Source:

300w or 500w power supply

Archived from groups: alt.comp.hardware.pc-homebuilt (More info?)

When I was looking for cases the other day, they had 2 diferent types, one
with 300w power supply and one with 500w power supply. What are the
benefits (or disadvantages) over one or the other?
19 answers Last reply
More about 300w 500w power supply
  1. Archived from groups: alt.comp.hardware.pc-homebuilt (More info?)

    Beck wrote:
    > When I was looking for cases the other day, they
    > had 2 diferent types, one with 300w power supply
    > and one with 500w power supply. What are the
    > benefits (or disadvantages) over one or the other?

    If they're of equal quality, there are no disadvantages to the 500W
    because with the same computer load it will consume about the same
    amount of power as the 300W.

    OTOH high-quality PSUs rated 350W or less can be very cheap, like
    $20-35, but a good 500W normally costs at least $60-80. Some 500W PSUs
    are so bad that they can't even put out as much power as a good 300W.

    Newegg.com and Directron.com have Fortron-made PSUs that are both very
    good and cheap, and they sell under several brands, including Sparkle,
    Powerman, Hi-Q, and PowerQ.
  2. Archived from groups: alt.comp.hardware.pc-homebuilt (More info?)

Extracted data:
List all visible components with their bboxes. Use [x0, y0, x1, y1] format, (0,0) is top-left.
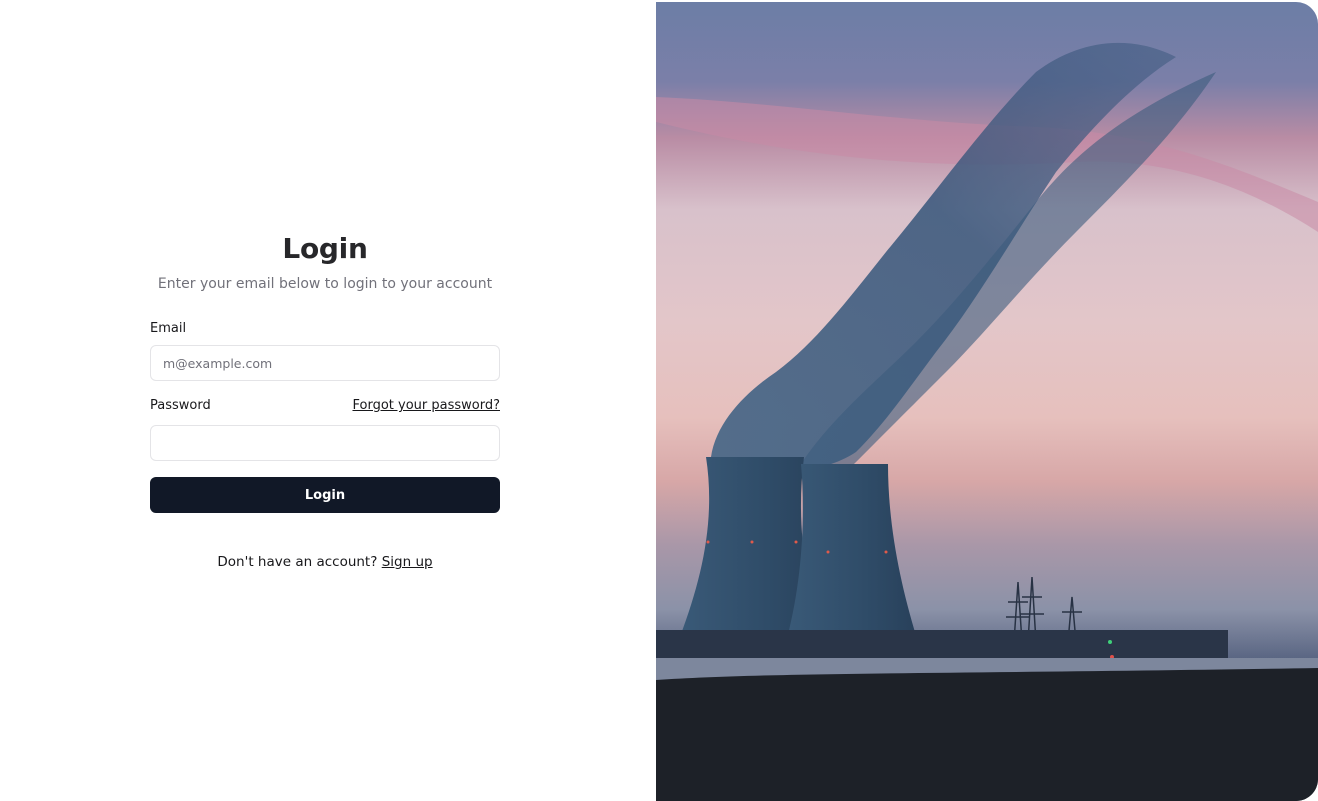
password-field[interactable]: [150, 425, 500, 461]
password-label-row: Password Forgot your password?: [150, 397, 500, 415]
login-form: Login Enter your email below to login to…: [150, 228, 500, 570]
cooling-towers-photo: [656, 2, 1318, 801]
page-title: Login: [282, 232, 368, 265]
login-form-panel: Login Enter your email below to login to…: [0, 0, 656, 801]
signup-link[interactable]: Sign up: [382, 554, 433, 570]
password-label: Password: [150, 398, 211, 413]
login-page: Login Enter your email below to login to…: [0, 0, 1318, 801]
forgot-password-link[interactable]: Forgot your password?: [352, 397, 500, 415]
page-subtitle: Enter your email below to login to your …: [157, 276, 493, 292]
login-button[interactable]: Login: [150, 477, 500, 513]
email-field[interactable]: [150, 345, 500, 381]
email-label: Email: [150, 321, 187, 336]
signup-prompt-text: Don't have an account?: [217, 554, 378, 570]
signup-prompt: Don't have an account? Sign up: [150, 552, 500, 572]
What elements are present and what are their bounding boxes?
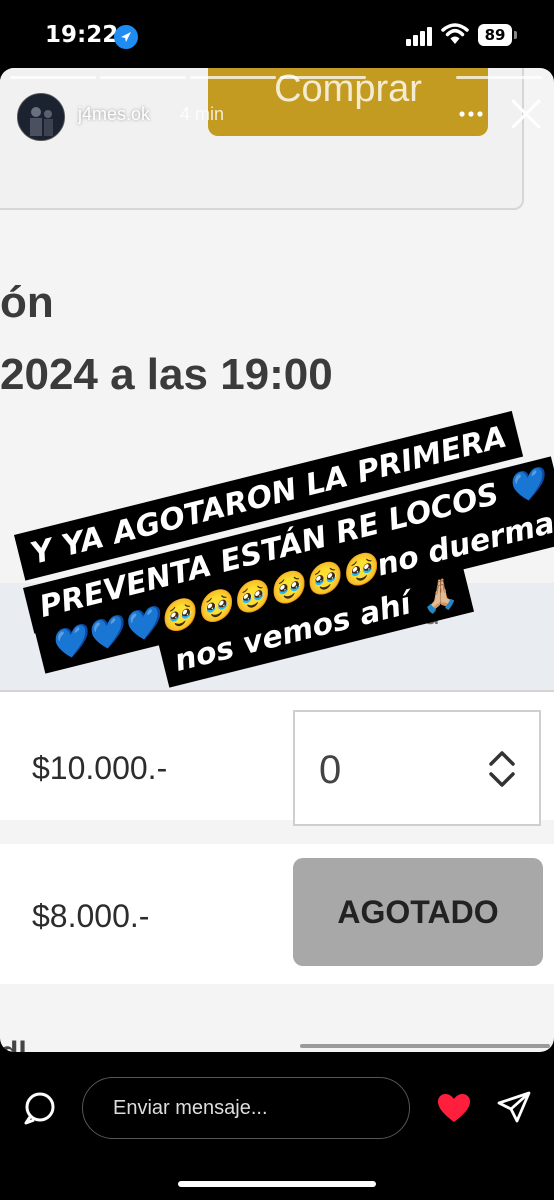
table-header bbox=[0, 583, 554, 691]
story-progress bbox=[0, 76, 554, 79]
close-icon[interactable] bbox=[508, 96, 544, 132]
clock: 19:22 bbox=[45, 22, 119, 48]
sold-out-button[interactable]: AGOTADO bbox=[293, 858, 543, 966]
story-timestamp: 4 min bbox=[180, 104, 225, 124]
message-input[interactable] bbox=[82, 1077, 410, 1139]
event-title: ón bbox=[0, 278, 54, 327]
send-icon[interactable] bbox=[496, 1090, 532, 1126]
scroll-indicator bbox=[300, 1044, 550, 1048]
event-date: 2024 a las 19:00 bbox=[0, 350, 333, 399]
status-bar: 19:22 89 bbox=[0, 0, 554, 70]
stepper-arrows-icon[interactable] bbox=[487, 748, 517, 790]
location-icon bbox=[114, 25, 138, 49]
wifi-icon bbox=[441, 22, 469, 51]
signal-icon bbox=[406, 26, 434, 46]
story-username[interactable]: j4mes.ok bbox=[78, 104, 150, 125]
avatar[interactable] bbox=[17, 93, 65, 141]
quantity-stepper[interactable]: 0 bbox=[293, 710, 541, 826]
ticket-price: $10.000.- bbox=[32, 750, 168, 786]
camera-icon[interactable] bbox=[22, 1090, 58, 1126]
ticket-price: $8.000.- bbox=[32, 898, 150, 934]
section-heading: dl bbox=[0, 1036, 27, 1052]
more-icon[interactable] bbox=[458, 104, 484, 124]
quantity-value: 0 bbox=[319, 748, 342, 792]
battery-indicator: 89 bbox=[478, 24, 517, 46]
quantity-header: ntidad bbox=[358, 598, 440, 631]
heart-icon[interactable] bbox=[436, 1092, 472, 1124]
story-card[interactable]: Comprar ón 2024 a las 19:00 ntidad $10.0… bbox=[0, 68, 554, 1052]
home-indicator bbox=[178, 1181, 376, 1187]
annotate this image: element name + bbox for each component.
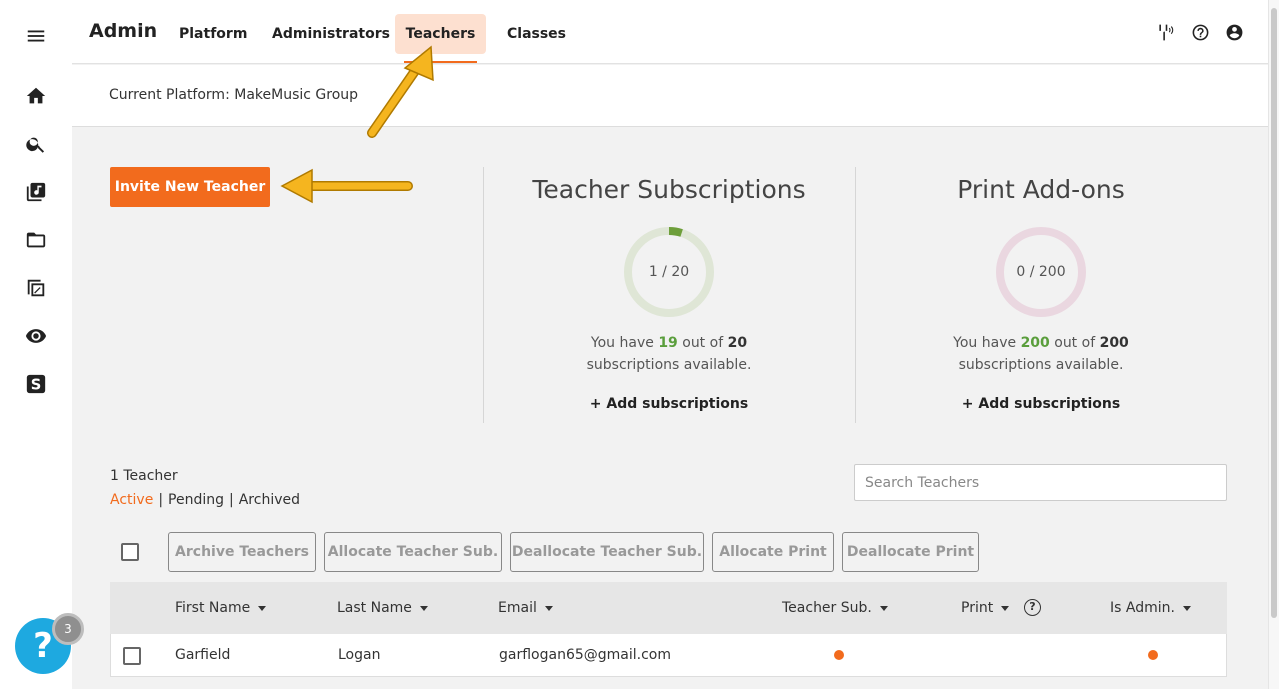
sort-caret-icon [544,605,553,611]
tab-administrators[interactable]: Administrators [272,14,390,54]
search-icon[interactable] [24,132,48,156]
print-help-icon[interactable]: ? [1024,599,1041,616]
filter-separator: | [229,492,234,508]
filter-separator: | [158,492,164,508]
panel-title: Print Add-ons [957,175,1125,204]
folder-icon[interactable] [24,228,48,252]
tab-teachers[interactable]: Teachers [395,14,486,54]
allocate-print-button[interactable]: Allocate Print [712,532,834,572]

Set tasks:
a - Extract the full power supply thread above, reproducing it word for word.
b - Copy lines from the records verbatim: begin at the line that has "table-header bbox=[0, 583, 554, 691]" and stop after the line that has "annotate this image: element".

Results of the tasks:
a -
300w or 500w power supply

Archived from groups: alt.comp.hardware.pc-homebuilt (More info?)

When I was looking for cases the other day, they had 2 diferent types, one
with 300w power supply and one with 500w power supply. What are the
benefits (or disadvantages) over one or the other?
19 answers Last reply
More about 300w 500w power supply
  1. Archived from groups: alt.comp.hardware.pc-homebuilt (More info?)

    Beck wrote:
    > When I was looking for cases the other day, they
    > had 2 diferent types, one with 300w power supply
    > and one with 500w power supply. What are the
    > benefits (or disadvantages) over one or the other?

    If they're of equal quality, there are no disadvantages to the 500W
    because with the same computer load it will consume about the same
    amount of power as the 300W.

    OTOH high-quality PSUs rated 350W or less can be very cheap, like
    $20-35, but a good 500W normally costs at least $60-80. Some 500W PSUs
    are so bad that they can't even put out as much power as a good 300W.

    Newegg.com and Directron.com have Fortron-made PSUs that are both very
    good and cheap, and they sell under several brands, including Sparkle,
    Powerman, Hi-Q, and PowerQ.
  2. Archived from groups: alt.comp.hardware.pc-homebuilt (More info?)

b -
table-header bbox=[0, 583, 554, 691]
story-progress bbox=[0, 76, 554, 79]
close-icon[interactable] bbox=[508, 96, 544, 132]
clock: 19:22 bbox=[45, 22, 119, 48]
sold-out-button[interactable]: AGOTADO bbox=[293, 858, 543, 966]
story-timestamp: 4 min bbox=[180, 104, 225, 124]
message-input[interactable] bbox=[82, 1077, 410, 1139]
event-title: ón bbox=[0, 278, 54, 327]
send-icon[interactable] bbox=[496, 1090, 532, 1126]
scroll-indicator bbox=[300, 1044, 550, 1048]
event-date: 2024 a las 19:00 bbox=[0, 350, 333, 399]
status-bar: 19:22 89 bbox=[0, 0, 554, 70]
stepper-arrows-icon[interactable] bbox=[487, 748, 517, 790]
location-icon bbox=[114, 25, 138, 49]
wifi-icon bbox=[441, 22, 469, 51]
signal-icon bbox=[406, 26, 434, 46]
story-username[interactable]: j4mes.ok bbox=[78, 104, 150, 125]
avatar[interactable] bbox=[17, 93, 65, 141]
quantity-stepper[interactable]: 0 bbox=[293, 710, 541, 826]
ticket-price: $10.000.- bbox=[32, 750, 168, 786]
camera-icon[interactable] bbox=[22, 1090, 58, 1126]
ticket-price: $8.000.- bbox=[32, 898, 150, 934]
section-heading: dl bbox=[0, 1036, 27, 1052]
more-icon[interactable] bbox=[458, 104, 484, 124]
quantity-value: 0 bbox=[319, 748, 342, 792]
battery-indicator: 89 bbox=[478, 24, 517, 46]
quantity-header: ntidad bbox=[358, 598, 440, 631]
heart-icon[interactable] bbox=[436, 1092, 472, 1124]
story-card[interactable]: Comprar ón 2024 a las 19:00 ntidad $10.0… bbox=[0, 68, 554, 1052]
home-indicator bbox=[178, 1181, 376, 1187]
annotate this image: element name + bbox for each component.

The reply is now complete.